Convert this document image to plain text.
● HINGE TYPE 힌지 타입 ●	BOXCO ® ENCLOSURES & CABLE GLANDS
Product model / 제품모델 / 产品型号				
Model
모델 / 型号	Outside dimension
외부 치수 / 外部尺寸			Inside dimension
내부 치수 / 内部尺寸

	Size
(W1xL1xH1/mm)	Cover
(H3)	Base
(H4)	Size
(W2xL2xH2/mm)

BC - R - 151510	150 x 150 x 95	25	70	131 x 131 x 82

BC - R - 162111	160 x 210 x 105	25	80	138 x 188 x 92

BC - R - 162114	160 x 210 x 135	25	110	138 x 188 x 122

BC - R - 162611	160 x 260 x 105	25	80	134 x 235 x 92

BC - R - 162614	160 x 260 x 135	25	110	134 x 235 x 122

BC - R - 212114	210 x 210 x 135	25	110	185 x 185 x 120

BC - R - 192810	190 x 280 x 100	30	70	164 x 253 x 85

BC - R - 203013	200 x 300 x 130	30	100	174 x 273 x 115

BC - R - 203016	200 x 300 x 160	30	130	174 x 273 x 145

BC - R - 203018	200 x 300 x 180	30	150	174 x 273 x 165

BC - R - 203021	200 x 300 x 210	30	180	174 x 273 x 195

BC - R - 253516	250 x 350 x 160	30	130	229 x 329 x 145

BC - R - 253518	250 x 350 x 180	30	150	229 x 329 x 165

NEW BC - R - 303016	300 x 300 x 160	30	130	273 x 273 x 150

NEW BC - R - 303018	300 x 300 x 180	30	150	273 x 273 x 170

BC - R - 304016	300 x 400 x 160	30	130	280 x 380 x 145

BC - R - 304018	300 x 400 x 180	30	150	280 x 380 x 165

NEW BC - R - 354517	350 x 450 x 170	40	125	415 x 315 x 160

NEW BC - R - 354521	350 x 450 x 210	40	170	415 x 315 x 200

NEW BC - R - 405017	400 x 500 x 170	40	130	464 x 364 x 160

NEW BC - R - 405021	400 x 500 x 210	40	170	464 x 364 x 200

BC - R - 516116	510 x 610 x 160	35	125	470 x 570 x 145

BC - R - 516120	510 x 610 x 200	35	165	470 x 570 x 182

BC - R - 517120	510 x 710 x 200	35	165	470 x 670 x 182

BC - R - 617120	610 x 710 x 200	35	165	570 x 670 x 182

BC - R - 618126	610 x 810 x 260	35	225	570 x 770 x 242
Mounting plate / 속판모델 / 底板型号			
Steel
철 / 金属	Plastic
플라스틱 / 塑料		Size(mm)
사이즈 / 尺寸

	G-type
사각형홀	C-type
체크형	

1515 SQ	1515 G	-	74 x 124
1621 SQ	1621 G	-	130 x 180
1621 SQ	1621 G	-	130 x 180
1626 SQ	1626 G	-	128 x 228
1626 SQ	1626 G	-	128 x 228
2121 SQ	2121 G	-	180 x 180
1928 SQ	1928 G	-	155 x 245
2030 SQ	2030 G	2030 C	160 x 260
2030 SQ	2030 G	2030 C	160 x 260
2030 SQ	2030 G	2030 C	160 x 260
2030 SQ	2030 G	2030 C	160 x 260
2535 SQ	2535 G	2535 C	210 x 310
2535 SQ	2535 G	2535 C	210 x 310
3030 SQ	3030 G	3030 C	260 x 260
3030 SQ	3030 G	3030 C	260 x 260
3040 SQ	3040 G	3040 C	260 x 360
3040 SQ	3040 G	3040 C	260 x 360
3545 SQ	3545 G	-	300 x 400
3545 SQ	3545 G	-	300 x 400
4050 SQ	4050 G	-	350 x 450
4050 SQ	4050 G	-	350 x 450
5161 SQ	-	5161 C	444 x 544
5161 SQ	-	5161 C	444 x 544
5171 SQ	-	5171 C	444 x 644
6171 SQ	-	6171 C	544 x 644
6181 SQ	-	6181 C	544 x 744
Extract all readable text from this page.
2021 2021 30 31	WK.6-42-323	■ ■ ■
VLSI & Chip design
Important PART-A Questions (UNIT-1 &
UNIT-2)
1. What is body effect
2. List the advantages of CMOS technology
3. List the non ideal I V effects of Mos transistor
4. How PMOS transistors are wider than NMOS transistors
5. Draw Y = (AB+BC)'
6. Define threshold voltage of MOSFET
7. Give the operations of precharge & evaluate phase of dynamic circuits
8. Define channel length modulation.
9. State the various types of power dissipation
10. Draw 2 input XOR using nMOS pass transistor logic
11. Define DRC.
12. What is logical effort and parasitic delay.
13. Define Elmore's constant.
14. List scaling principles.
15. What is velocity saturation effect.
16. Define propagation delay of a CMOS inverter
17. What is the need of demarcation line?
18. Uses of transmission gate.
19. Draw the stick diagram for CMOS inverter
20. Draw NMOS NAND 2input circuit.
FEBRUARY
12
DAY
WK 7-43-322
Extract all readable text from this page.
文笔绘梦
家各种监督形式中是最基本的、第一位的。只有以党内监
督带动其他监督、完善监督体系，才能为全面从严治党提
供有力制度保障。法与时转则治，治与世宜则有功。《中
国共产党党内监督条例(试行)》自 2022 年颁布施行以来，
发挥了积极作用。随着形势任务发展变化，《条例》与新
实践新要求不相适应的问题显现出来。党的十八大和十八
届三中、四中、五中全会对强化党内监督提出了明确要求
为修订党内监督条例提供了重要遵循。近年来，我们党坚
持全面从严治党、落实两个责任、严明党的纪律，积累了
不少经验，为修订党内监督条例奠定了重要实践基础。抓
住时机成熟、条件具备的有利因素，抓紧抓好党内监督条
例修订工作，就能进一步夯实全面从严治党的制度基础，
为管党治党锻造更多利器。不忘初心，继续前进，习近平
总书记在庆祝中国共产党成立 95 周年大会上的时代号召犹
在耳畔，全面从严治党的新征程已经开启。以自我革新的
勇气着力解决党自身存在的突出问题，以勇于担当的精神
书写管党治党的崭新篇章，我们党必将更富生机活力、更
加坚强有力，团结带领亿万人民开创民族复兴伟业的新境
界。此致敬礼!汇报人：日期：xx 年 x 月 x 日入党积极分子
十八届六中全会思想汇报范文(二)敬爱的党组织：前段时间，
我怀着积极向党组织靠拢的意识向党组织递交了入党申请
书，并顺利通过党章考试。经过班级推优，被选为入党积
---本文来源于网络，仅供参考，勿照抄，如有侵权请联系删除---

::::::::::

GOAL OF THE EXERCISE » All of the entries above must be quoted exactly.

RESPONSE BELOW »
Convert this document image to plain text.
● HINGE TYPE 힌지 타입 ●	BOXCO ® ENCLOSURES & CABLE GLANDS
Product model / 제품모델 / 产品型号				
Model
모델 / 型号	Outside dimension
외부 치수 / 外部尺寸			Inside dimension
내부 치수 / 内部尺寸

	Size
(W1xL1xH1/mm)	Cover
(H3)	Base
(H4)	Size
(W2xL2xH2/mm)

BC - R - 151510	150 x 150 x 95	25	70	131 x 131 x 82

BC - R - 162111	160 x 210 x 105	25	80	138 x 188 x 92

BC - R - 162114	160 x 210 x 135	25	110	138 x 188 x 122

BC - R - 162611	160 x 260 x 105	25	80	134 x 235 x 92

BC - R - 162614	160 x 260 x 135	25	110	134 x 235 x 122

BC - R - 212114	210 x 210 x 135	25	110	185 x 185 x 120

BC - R - 192810	190 x 280 x 100	30	70	164 x 253 x 85

BC - R - 203013	200 x 300 x 130	30	100	174 x 273 x 115

BC - R - 203016	200 x 300 x 160	30	130	174 x 273 x 145

BC - R - 203018	200 x 300 x 180	30	150	174 x 273 x 165

BC - R - 203021	200 x 300 x 210	30	180	174 x 273 x 195

BC - R - 253516	250 x 350 x 160	30	130	229 x 329 x 145

BC - R - 253518	250 x 350 x 180	30	150	229 x 329 x 165

NEW BC - R - 303016	300 x 300 x 160	30	130	273 x 273 x 150

NEW BC - R - 303018	300 x 300 x 180	30	150	273 x 273 x 170

BC - R - 304016	300 x 400 x 160	30	130	280 x 380 x 145

BC - R - 304018	300 x 400 x 180	30	150	280 x 380 x 165

NEW BC - R - 354517	350 x 450 x 170	40	125	415 x 315 x 160

NEW BC - R - 354521	350 x 450 x 210	40	170	415 x 315 x 200

NEW BC - R - 405017	400 x 500 x 170	40	130	464 x 364 x 160

NEW BC - R - 405021	400 x 500 x 210	40	170	464 x 364 x 200

BC - R - 516116	510 x 610 x 160	35	125	470 x 570 x 145

BC - R - 516120	510 x 610 x 200	35	165	470 x 570 x 182

BC - R - 517120	510 x 710 x 200	35	165	470 x 670 x 182

BC - R - 617120	610 x 710 x 200	35	165	570 x 670 x 182

BC - R - 618126	610 x 810 x 260	35	225	570 x 770 x 242
Mounting plate / 속판모델 / 底板型号			
Steel
철 / 金属	Plastic
플라스틱 / 塑料		Size(mm)
사이즈 / 尺寸

	G-type
사각형홀	C-type
체크형	

1515 SQ	1515 G	-	74 x 124
1621 SQ	1621 G	-	130 x 180
1621 SQ	1621 G	-	130 x 180
1626 SQ	1626 G	-	128 x 228
1626 SQ	1626 G	-	128 x 228
2121 SQ	2121 G	-	180 x 180
1928 SQ	1928 G	-	155 x 245
2030 SQ	2030 G	2030 C	160 x 260
2030 SQ	2030 G	2030 C	160 x 260
2030 SQ	2030 G	2030 C	160 x 260
2030 SQ	2030 G	2030 C	160 x 260
2535 SQ	2535 G	2535 C	210 x 310
2535 SQ	2535 G	2535 C	210 x 310
3030 SQ	3030 G	3030 C	260 x 260
3030 SQ	3030 G	3030 C	260 x 260
3040 SQ	3040 G	3040 C	260 x 360
3040 SQ	3040 G	3040 C	260 x 360
3545 SQ	3545 G	-	300 x 400
3545 SQ	3545 G	-	300 x 400
4050 SQ	4050 G	-	350 x 450
4050 SQ	4050 G	-	350 x 450
5161 SQ	-	5161 C	444 x 544
5161 SQ	-	5161 C	444 x 544
5171 SQ	-	5171 C	444 x 644
6171 SQ	-	6171 C	544 x 644
6181 SQ	-	6181 C	544 x 744
Extract all readable text from this page.
2021 2021 30 31	WK.6-42-323	■ ■ ■
VLSI & Chip design
Important PART-A Questions (UNIT-1 &
UNIT-2)
1. What is body effect
2. List the advantages of CMOS technology
3. List the non ideal I V effects of Mos transistor
4. How PMOS transistors are wider than NMOS transistors
5. Draw Y = (AB+BC)'
6. Define threshold voltage of MOSFET
7. Give the operations of precharge & evaluate phase of dynamic circuits
8. Define channel length modulation.
9. State the various types of power dissipation
10. Draw 2 input XOR using nMOS pass transistor logic
11. Define DRC.
12. What is logical effort and parasitic delay.
13. Define Elmore's constant.
14. List scaling principles.
15. What is velocity saturation effect.
16. Define propagation delay of a CMOS inverter
17. What is the need of demarcation line?
18. Uses of transmission gate.
19. Draw the stick diagram for CMOS inverter
20. Draw NMOS NAND 2input circuit.
FEBRUARY
12
DAY
WK 7-43-322
Extract all readable text from this page.
文笔绘梦
家各种监督形式中是最基本的、第一位的。只有以党内监
督带动其他监督、完善监督体系，才能为全面从严治党提
供有力制度保障。法与时转则治，治与世宜则有功。《中
国共产党党内监督条例(试行)》自 2022 年颁布施行以来，
发挥了积极作用。随着形势任务发展变化，《条例》与新
实践新要求不相适应的问题显现出来。党的十八大和十八
届三中、四中、五中全会对强化党内监督提出了明确要求
为修订党内监督条例提供了重要遵循。近年来，我们党坚
持全面从严治党、落实两个责任、严明党的纪律，积累了
不少经验，为修订党内监督条例奠定了重要实践基础。抓
住时机成熟、条件具备的有利因素，抓紧抓好党内监督条
例修订工作，就能进一步夯实全面从严治党的制度基础，
为管党治党锻造更多利器。不忘初心，继续前进，习近平
总书记在庆祝中国共产党成立 95 周年大会上的时代号召犹
在耳畔，全面从严治党的新征程已经开启。以自我革新的
勇气着力解决党自身存在的突出问题，以勇于担当的精神
书写管党治党的崭新篇章，我们党必将更富生机活力、更
加坚强有力，团结带领亿万人民开创民族复兴伟业的新境
界。此致敬礼!汇报人：日期：xx 年 x 月 x 日入党积极分子
十八届六中全会思想汇报范文(二)敬爱的党组织：前段时间，
我怀着积极向党组织靠拢的意识向党组织递交了入党申请
书，并顺利通过党章考试。经过班级推优，被选为入党积
---本文来源于网络，仅供参考，勿照抄，如有侵权请联系删除---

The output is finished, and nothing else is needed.